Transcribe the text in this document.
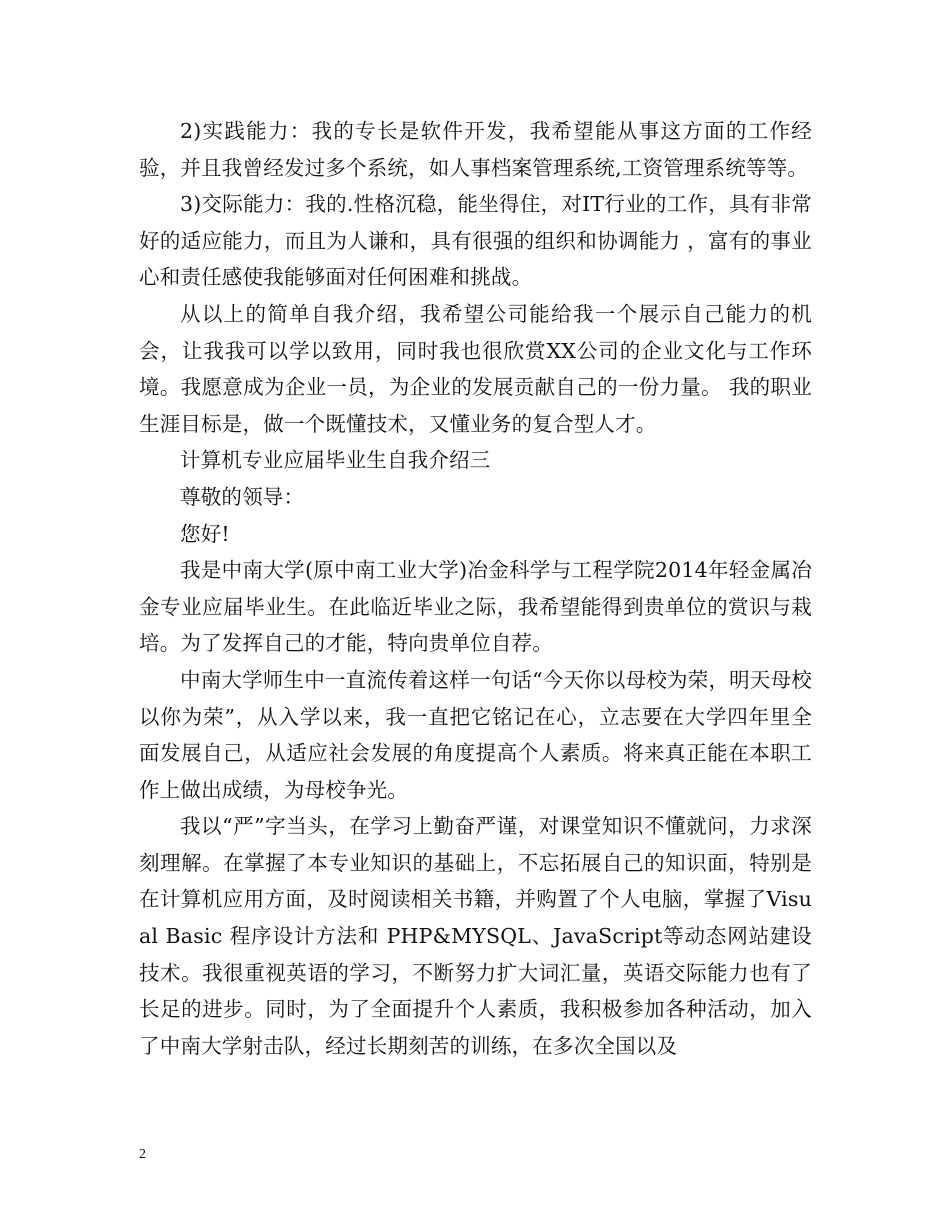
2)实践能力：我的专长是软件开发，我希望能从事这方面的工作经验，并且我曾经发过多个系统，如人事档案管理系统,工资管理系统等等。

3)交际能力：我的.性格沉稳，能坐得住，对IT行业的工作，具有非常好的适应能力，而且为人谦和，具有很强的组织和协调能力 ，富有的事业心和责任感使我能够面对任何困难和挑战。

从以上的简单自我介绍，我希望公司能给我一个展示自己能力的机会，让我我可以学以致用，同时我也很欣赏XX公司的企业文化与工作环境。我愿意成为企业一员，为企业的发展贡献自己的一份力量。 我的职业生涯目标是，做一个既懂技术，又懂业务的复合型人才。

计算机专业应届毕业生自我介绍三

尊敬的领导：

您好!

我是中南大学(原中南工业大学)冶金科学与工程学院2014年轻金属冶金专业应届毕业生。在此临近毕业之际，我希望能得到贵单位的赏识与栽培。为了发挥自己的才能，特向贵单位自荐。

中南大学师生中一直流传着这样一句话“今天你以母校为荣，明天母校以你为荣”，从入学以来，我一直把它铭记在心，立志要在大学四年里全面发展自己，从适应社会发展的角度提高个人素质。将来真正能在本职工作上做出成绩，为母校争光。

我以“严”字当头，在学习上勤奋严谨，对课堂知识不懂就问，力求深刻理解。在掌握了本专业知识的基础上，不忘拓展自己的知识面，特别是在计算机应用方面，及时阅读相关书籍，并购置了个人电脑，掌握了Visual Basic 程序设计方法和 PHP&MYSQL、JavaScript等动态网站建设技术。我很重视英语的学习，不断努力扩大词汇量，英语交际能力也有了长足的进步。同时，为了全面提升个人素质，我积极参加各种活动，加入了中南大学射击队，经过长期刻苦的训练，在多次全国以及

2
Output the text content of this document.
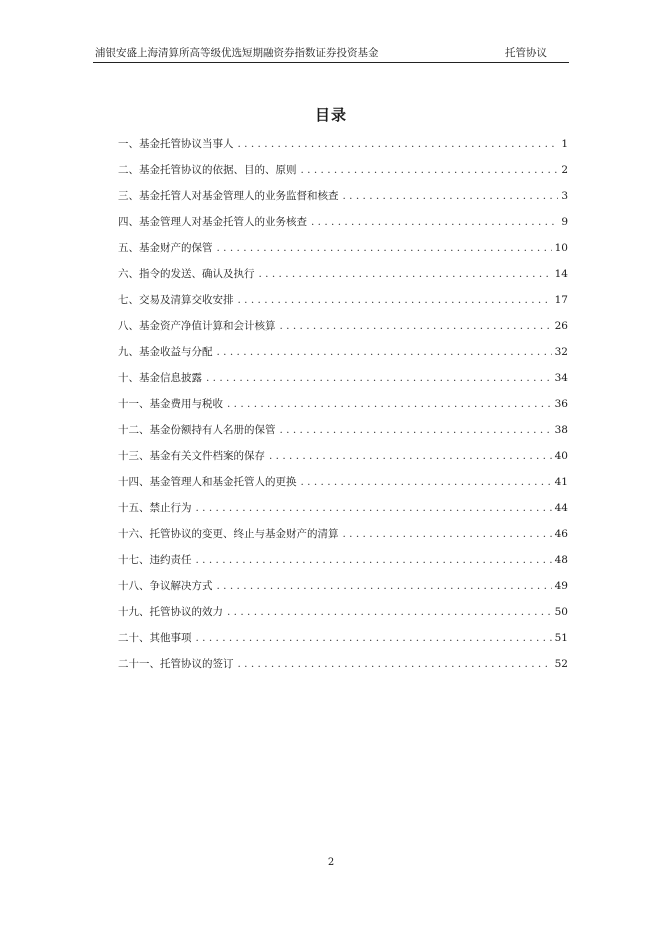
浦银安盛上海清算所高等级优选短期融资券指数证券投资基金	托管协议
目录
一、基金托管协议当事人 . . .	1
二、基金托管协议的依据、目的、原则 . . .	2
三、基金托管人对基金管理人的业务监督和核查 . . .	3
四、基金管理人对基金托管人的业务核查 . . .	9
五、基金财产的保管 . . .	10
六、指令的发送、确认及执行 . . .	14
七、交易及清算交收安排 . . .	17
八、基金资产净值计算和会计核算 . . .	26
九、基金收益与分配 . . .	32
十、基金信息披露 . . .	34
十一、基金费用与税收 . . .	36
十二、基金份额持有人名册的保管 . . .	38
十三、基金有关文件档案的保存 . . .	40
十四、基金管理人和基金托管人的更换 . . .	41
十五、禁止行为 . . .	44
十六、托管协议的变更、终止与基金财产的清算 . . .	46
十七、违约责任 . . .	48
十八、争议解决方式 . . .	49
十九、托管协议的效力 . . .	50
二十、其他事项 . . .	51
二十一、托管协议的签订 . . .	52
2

[What the task asks]:
Transcribe the entries above verbatim, omitting their pictures.

[Answer to the task]:
Transcribe the text in this document.
2)实践能力：我的专长是软件开发，我希望能从事这方面的工作经验，并且我曾经发过多个系统，如人事档案管理系统,工资管理系统等等。

3)交际能力：我的.性格沉稳，能坐得住，对IT行业的工作，具有非常好的适应能力，而且为人谦和，具有很强的组织和协调能力 ，富有的事业心和责任感使我能够面对任何困难和挑战。

从以上的简单自我介绍，我希望公司能给我一个展示自己能力的机会，让我我可以学以致用，同时我也很欣赏XX公司的企业文化与工作环境。我愿意成为企业一员，为企业的发展贡献自己的一份力量。 我的职业生涯目标是，做一个既懂技术，又懂业务的复合型人才。

计算机专业应届毕业生自我介绍三

尊敬的领导：

您好!

我是中南大学(原中南工业大学)冶金科学与工程学院2014年轻金属冶金专业应届毕业生。在此临近毕业之际，我希望能得到贵单位的赏识与栽培。为了发挥自己的才能，特向贵单位自荐。

中南大学师生中一直流传着这样一句话“今天你以母校为荣，明天母校以你为荣”，从入学以来，我一直把它铭记在心，立志要在大学四年里全面发展自己，从适应社会发展的角度提高个人素质。将来真正能在本职工作上做出成绩，为母校争光。

我以“严”字当头，在学习上勤奋严谨，对课堂知识不懂就问，力求深刻理解。在掌握了本专业知识的基础上，不忘拓展自己的知识面，特别是在计算机应用方面，及时阅读相关书籍，并购置了个人电脑，掌握了Visual Basic 程序设计方法和 PHP&MYSQL、JavaScript等动态网站建设技术。我很重视英语的学习，不断努力扩大词汇量，英语交际能力也有了长足的进步。同时，为了全面提升个人素质，我积极参加各种活动，加入了中南大学射击队，经过长期刻苦的训练，在多次全国以及

2
Output the text content of this document.
浦银安盛上海清算所高等级优选短期融资券指数证券投资基金	托管协议
目录
一、基金托管协议当事人 . . .	1
二、基金托管协议的依据、目的、原则 . . .	2
三、基金托管人对基金管理人的业务监督和核查 . . .	3
四、基金管理人对基金托管人的业务核查 . . .	9
五、基金财产的保管 . . .	10
六、指令的发送、确认及执行 . . .	14
七、交易及清算交收安排 . . .	17
八、基金资产净值计算和会计核算 . . .	26
九、基金收益与分配 . . .	32
十、基金信息披露 . . .	34
十一、基金费用与税收 . . .	36
十二、基金份额持有人名册的保管 . . .	38
十三、基金有关文件档案的保存 . . .	40
十四、基金管理人和基金托管人的更换 . . .	41
十五、禁止行为 . . .	44
十六、托管协议的变更、终止与基金财产的清算 . . .	46
十七、违约责任 . . .	48
十八、争议解决方式 . . .	49
十九、托管协议的效力 . . .	50
二十、其他事项 . . .	51
二十一、托管协议的签订 . . .	52
2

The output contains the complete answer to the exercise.